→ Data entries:
────────
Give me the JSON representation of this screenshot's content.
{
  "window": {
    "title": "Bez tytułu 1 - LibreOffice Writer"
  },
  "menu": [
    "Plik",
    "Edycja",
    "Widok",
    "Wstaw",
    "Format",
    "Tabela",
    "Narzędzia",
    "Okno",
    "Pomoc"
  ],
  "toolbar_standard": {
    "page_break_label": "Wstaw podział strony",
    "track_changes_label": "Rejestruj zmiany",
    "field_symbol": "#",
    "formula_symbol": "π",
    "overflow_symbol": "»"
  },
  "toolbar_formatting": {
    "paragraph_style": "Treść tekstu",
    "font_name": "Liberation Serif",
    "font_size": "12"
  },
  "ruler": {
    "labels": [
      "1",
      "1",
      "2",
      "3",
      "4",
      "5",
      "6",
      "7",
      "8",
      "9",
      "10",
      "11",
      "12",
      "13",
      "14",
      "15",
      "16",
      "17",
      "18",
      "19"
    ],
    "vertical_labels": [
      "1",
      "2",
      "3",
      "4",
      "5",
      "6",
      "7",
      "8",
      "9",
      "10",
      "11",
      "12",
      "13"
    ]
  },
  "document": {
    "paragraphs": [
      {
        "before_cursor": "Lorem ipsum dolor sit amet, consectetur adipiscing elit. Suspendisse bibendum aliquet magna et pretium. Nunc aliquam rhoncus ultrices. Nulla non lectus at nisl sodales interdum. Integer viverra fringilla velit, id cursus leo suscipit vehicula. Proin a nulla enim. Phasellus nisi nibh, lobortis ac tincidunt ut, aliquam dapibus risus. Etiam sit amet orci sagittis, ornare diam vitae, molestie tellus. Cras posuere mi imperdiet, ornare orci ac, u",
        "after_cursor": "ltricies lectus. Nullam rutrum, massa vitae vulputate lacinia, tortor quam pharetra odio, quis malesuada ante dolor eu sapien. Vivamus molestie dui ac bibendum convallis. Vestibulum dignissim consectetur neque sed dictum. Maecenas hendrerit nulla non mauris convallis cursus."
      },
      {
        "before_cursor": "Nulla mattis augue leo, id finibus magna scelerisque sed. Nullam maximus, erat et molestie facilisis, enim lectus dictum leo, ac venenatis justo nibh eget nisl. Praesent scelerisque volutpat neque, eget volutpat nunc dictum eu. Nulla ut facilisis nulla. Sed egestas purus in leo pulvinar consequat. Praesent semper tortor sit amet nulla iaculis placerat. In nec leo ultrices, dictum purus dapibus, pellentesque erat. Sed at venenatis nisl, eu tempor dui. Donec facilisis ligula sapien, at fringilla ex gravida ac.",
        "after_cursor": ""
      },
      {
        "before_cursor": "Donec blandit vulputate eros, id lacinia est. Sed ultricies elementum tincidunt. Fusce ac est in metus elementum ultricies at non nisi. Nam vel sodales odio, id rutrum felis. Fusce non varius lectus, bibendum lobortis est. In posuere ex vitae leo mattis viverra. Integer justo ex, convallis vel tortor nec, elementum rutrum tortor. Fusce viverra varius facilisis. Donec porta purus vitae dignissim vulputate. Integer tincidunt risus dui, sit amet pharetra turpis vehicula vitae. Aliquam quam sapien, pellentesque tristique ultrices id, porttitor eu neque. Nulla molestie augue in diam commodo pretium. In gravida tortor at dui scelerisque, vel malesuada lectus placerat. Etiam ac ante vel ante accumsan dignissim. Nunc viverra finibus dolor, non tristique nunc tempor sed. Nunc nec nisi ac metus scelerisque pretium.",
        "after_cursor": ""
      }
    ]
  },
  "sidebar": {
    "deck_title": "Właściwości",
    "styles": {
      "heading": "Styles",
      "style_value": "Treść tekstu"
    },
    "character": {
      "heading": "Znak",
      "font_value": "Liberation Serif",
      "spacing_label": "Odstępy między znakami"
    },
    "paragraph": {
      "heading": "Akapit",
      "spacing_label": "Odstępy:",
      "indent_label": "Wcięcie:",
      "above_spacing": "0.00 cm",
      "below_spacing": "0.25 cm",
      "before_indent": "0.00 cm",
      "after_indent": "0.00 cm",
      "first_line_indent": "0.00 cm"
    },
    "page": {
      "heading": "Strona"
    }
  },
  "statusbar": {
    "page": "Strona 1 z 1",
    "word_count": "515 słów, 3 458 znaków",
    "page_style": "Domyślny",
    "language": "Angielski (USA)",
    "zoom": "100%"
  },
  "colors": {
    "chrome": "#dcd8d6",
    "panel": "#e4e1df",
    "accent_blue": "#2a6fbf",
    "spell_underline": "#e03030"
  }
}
────────
→ The exercise: From the first line to the last, please quote the material above exactly.

→ Solution to the exercise:
Give me the JSON representation of this screenshot's content.
{
  "window": {
    "title": "Bez tytułu 1 - LibreOffice Writer"
  },
  "menu": [
    "Plik",
    "Edycja",
    "Widok",
    "Wstaw",
    "Format",
    "Tabela",
    "Narzędzia",
    "Okno",
    "Pomoc"
  ],
  "toolbar_standard": {
    "page_break_label": "Wstaw podział strony",
    "track_changes_label": "Rejestruj zmiany",
    "field_symbol": "#",
    "formula_symbol": "π",
    "overflow_symbol": "»"
  },
  "toolbar_formatting": {
    "paragraph_style": "Treść tekstu",
    "font_name": "Liberation Serif",
    "font_size": "12"
  },
  "ruler": {
    "labels": [
      "1",
      "1",
      "2",
      "3",
      "4",
      "5",
      "6",
      "7",
      "8",
      "9",
      "10",
      "11",
      "12",
      "13",
      "14",
      "15",
      "16",
      "17",
      "18",
      "19"
    ],
    "vertical_labels": [
      "1",
      "2",
      "3",
      "4",
      "5",
      "6",
      "7",
      "8",
      "9",
      "10",
      "11",
      "12",
      "13"
    ]
  },
  "document": {
    "paragraphs": [
      {
        "before_cursor": "Lorem ipsum dolor sit amet, consectetur adipiscing elit. Suspendisse bibendum aliquet magna et pretium. Nunc aliquam rhoncus ultrices. Nulla non lectus at nisl sodales interdum. Integer viverra fringilla velit, id cursus leo suscipit vehicula. Proin a nulla enim. Phasellus nisi nibh, lobortis ac tincidunt ut, aliquam dapibus risus. Etiam sit amet orci sagittis, ornare diam vitae, molestie tellus. Cras posuere mi imperdiet, ornare orci ac, u",
        "after_cursor": "ltricies lectus. Nullam rutrum, massa vitae vulputate lacinia, tortor quam pharetra odio, quis malesuada ante dolor eu sapien. Vivamus molestie dui ac bibendum convallis. Vestibulum dignissim consectetur neque sed dictum. Maecenas hendrerit nulla non mauris convallis cursus."
      },
      {
        "before_cursor": "Nulla mattis augue leo, id finibus magna scelerisque sed. Nullam maximus, erat et molestie facilisis, enim lectus dictum leo, ac venenatis justo nibh eget nisl. Praesent scelerisque volutpat neque, eget volutpat nunc dictum eu. Nulla ut facilisis nulla. Sed egestas purus in leo pulvinar consequat. Praesent semper tortor sit amet nulla iaculis placerat. In nec leo ultrices, dictum purus dapibus, pellentesque erat. Sed at venenatis nisl, eu tempor dui. Donec facilisis ligula sapien, at fringilla ex gravida ac.",
        "after_cursor": ""
      },
      {
        "before_cursor": "Donec blandit vulputate eros, id lacinia est. Sed ultricies elementum tincidunt. Fusce ac est in metus elementum ultricies at non nisi. Nam vel sodales odio, id rutrum felis. Fusce non varius lectus, bibendum lobortis est. In posuere ex vitae leo mattis viverra. Integer justo ex, convallis vel tortor nec, elementum rutrum tortor. Fusce viverra varius facilisis. Donec porta purus vitae dignissim vulputate. Integer tincidunt risus dui, sit amet pharetra turpis vehicula vitae. Aliquam quam sapien, pellentesque tristique ultrices id, porttitor eu neque. Nulla molestie augue in diam commodo pretium. In gravida tortor at dui scelerisque, vel malesuada lectus placerat. Etiam ac ante vel ante accumsan dignissim. Nunc viverra finibus dolor, non tristique nunc tempor sed. Nunc nec nisi ac metus scelerisque pretium.",
        "after_cursor": ""
      }
    ]
  },
  "sidebar": {
    "deck_title": "Właściwości",
    "styles": {
      "heading": "Styles",
      "style_value": "Treść tekstu"
    },
    "character": {
      "heading": "Znak",
      "font_value": "Liberation Serif",
      "spacing_label": "Odstępy między znakami"
    },
    "paragraph": {
      "heading": "Akapit",
      "spacing_label": "Odstępy:",
      "indent_label": "Wcięcie:",
      "above_spacing": "0.00 cm",
      "below_spacing": "0.25 cm",
      "before_indent": "0.00 cm",
      "after_indent": "0.00 cm",
      "first_line_indent": "0.00 cm"
    },
    "page": {
      "heading": "Strona"
    }
  },
  "statusbar": {
    "page": "Strona 1 z 1",
    "word_count": "515 słów, 3 458 znaków",
    "page_style": "Domyślny",
    "language": "Angielski (USA)",
    "zoom": "100%"
  },
  "colors": {
    "chrome": "#dcd8d6",
    "panel": "#e4e1df",
    "accent_blue": "#2a6fbf",
    "spell_underline": "#e03030"
  }
}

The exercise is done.